● TASK DETAILS
Search the records that follow and extract every line containing the string "specifiche".

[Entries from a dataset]
----------

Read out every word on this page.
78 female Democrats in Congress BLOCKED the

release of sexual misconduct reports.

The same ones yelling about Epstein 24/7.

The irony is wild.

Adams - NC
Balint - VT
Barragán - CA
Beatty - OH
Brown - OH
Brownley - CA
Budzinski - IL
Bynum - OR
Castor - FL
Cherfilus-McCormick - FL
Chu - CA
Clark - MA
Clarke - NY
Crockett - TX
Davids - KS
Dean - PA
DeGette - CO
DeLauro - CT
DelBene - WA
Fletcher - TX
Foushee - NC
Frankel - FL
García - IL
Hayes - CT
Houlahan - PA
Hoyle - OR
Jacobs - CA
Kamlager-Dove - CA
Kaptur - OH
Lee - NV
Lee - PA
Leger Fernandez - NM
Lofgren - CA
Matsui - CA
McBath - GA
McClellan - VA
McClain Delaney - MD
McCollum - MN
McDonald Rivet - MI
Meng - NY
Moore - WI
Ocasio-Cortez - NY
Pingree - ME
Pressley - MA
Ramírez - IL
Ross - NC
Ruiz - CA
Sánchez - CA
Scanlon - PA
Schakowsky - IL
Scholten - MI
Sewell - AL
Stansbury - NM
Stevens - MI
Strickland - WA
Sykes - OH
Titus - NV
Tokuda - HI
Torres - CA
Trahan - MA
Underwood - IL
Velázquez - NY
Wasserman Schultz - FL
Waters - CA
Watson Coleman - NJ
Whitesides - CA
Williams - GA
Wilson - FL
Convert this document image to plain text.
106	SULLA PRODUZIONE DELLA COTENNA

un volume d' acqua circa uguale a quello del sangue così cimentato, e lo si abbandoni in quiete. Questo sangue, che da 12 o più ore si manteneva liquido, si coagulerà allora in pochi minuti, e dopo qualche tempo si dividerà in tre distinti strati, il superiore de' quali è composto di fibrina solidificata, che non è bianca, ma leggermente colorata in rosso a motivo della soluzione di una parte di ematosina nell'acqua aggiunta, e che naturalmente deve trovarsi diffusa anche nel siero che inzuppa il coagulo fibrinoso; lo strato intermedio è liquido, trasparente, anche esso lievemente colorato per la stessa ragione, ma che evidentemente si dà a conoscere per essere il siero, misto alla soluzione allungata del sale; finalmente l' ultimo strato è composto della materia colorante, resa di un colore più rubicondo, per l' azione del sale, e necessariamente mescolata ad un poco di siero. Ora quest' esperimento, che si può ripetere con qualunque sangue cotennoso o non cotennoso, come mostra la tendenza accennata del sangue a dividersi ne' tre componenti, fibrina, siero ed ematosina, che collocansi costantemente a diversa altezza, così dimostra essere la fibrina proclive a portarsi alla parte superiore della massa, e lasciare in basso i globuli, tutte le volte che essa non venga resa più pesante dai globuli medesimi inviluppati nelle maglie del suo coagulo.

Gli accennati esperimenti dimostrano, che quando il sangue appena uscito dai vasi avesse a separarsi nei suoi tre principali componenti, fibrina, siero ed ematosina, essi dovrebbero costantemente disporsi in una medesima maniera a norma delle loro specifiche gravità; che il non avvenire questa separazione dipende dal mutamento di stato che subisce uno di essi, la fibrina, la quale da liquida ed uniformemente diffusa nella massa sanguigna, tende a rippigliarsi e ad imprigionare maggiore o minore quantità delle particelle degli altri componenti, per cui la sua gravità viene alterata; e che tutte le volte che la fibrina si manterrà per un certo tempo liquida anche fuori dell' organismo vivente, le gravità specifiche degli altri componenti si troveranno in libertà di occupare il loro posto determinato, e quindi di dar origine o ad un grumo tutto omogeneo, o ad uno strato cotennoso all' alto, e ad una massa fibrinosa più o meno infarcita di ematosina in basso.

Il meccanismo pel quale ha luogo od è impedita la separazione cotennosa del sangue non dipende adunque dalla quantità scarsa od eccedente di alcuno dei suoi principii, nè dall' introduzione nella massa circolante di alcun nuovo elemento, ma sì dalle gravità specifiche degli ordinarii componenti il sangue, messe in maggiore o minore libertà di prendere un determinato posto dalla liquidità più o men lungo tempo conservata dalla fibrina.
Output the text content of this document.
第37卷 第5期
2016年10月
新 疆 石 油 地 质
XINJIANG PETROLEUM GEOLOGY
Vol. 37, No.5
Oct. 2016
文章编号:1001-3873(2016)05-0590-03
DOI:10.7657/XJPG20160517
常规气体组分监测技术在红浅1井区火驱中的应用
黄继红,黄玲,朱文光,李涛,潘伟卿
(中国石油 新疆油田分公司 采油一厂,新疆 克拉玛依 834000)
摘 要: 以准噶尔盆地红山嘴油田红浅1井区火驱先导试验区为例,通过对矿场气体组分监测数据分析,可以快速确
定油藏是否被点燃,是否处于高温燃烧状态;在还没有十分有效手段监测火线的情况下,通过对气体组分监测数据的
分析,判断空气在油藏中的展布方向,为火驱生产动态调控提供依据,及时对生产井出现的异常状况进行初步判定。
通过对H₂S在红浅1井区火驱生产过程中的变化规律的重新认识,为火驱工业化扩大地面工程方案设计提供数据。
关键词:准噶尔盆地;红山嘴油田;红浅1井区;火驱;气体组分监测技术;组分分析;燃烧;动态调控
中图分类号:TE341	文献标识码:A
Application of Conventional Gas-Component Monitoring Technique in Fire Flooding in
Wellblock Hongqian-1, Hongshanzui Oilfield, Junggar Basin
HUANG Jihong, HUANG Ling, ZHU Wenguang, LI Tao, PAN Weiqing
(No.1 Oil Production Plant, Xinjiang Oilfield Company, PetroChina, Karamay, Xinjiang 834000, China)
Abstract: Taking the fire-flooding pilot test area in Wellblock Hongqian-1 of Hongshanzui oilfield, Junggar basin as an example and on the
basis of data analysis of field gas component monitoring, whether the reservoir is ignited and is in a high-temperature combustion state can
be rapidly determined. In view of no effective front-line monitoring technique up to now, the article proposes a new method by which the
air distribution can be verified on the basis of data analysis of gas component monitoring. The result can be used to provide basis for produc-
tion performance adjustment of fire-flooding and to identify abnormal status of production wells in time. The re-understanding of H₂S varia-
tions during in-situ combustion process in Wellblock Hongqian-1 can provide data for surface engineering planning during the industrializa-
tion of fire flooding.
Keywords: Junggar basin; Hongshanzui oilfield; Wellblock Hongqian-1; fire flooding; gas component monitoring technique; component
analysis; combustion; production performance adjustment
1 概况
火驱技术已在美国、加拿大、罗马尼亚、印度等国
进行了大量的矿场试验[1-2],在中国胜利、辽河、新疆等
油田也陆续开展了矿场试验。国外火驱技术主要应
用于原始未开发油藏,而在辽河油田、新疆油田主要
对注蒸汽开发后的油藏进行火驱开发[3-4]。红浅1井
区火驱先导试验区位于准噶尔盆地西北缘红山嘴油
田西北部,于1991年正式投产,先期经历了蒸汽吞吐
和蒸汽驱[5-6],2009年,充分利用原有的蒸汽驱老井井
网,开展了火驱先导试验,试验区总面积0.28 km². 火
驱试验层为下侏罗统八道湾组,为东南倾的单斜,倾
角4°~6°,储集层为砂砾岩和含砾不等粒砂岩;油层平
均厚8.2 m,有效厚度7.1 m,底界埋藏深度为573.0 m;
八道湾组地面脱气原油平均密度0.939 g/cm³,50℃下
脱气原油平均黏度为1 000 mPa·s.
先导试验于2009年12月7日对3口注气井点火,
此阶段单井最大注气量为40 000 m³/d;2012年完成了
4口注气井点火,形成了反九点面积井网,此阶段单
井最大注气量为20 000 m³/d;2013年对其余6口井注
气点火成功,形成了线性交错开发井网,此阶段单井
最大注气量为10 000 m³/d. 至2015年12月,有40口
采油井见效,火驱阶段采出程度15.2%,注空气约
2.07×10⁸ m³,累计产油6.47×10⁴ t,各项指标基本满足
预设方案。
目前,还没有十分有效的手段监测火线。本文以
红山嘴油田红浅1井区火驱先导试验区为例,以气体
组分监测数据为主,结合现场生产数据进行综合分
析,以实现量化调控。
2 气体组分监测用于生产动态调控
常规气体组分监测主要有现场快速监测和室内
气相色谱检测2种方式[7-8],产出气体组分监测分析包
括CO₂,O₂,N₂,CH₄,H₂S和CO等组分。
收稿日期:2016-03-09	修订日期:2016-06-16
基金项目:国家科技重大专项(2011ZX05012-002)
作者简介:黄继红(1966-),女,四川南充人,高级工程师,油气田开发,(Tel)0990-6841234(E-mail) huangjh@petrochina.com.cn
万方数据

----------

● OUTPUT
Gli accennati esperimenti dimostrano, che quando il sangue appena uscito dai vasi avesse a separarsi nei suoi tre principali componenti, fibrina, siero ed ematosina, essi dovrebbero costantemente disporsi in una medesima maniera a norma delle loro specifiche gravità; che il non avvenire questa separazione dipende dal mutamento di stato che subisce uno di essi, la fibrina, la quale da liquida ed uniformemente diffusa nella massa sanguigna, tende a rippigliarsi e ad imprigionare maggiore o minore quantità delle particelle degli altri componenti, per cui la sua gravità viene alterata; e che tutte le volte che la fibrina si manterrà per un certo tempo liquida anche fuori dell' organismo vivente, le gravità specifiche degli altri componenti si troveranno in libertà di occupare il loro posto determinato, e quindi di dar origine o ad un grumo tutto omogeneo, o ad uno strato cotennoso all' alto, e ad una massa fibrinosa più o meno infarcita di ematosina in basso.
Il meccanismo pel quale ha luogo od è impedita la separazione cotennosa del sangue non dipende adunque dalla quantità scarsa od eccedente di alcuno dei suoi principii, nè dall' introduzione nella massa circolante di alcun nuovo elemento, ma sì dalle gravità specifiche degli ordinarii componenti il sangue, messe in maggiore o minore libertà di prendere un determinato posto dalla liquidità più o men lungo tempo conservata dalla fibrina.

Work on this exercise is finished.